-- START OF Dataset extract --

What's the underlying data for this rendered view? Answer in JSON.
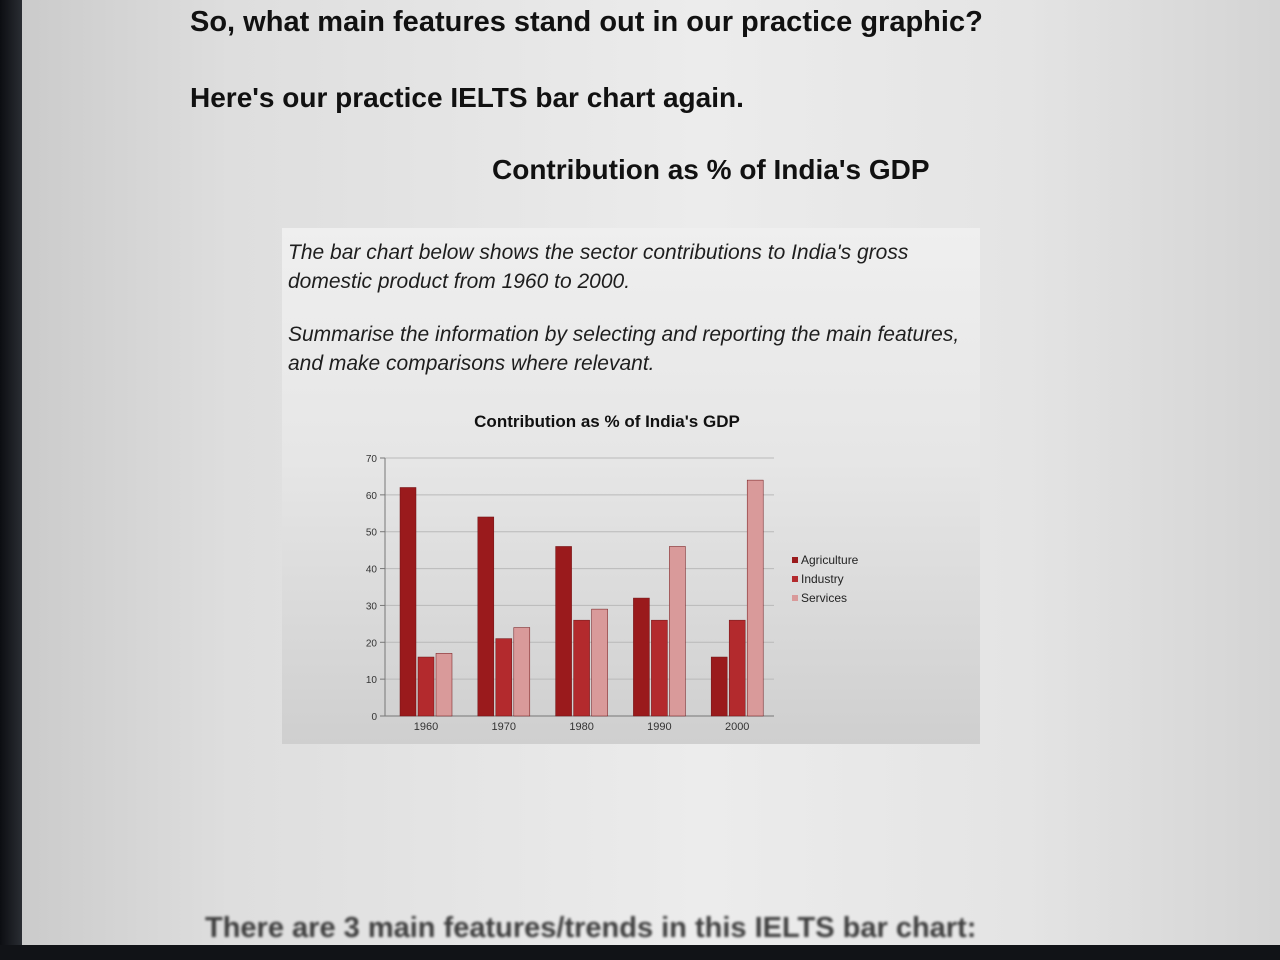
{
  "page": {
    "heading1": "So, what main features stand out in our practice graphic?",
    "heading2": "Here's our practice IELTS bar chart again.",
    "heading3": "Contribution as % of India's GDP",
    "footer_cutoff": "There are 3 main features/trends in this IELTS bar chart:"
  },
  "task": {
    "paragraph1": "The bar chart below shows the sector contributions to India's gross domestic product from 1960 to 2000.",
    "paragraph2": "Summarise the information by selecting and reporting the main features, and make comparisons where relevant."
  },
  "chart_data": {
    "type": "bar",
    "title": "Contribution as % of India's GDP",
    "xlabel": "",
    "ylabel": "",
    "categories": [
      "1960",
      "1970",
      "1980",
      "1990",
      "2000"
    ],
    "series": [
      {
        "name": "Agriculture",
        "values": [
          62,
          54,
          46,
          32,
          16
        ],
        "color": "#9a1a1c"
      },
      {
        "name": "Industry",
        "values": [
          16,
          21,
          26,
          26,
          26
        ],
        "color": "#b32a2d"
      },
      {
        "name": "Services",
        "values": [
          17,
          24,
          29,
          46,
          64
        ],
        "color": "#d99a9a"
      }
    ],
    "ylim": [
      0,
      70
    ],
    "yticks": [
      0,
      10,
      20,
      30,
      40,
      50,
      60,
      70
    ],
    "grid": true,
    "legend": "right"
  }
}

-- END OF Dataset extract --

Exercise brief: Make an exact copy of every record, pictures excluded.

Finished task:
What's the underlying data for this rendered view? Answer in JSON.
{
  "page": {
    "heading1": "So, what main features stand out in our practice graphic?",
    "heading2": "Here's our practice IELTS bar chart again.",
    "heading3": "Contribution as % of India's GDP",
    "footer_cutoff": "There are 3 main features/trends in this IELTS bar chart:"
  },
  "task": {
    "paragraph1": "The bar chart below shows the sector contributions to India's gross domestic product from 1960 to 2000.",
    "paragraph2": "Summarise the information by selecting and reporting the main features, and make comparisons where relevant."
  },
  "chart_data": {
    "type": "bar",
    "title": "Contribution as % of India's GDP",
    "xlabel": "",
    "ylabel": "",
    "categories": [
      "1960",
      "1970",
      "1980",
      "1990",
      "2000"
    ],
    "series": [
      {
        "name": "Agriculture",
        "values": [
          62,
          54,
          46,
          32,
          16
        ],
        "color": "#9a1a1c"
      },
      {
        "name": "Industry",
        "values": [
          16,
          21,
          26,
          26,
          26
        ],
        "color": "#b32a2d"
      },
      {
        "name": "Services",
        "values": [
          17,
          24,
          29,
          46,
          64
        ],
        "color": "#d99a9a"
      }
    ],
    "ylim": [
      0,
      70
    ],
    "yticks": [
      0,
      10,
      20,
      30,
      40,
      50,
      60,
      70
    ],
    "grid": true,
    "legend": "right"
  }
}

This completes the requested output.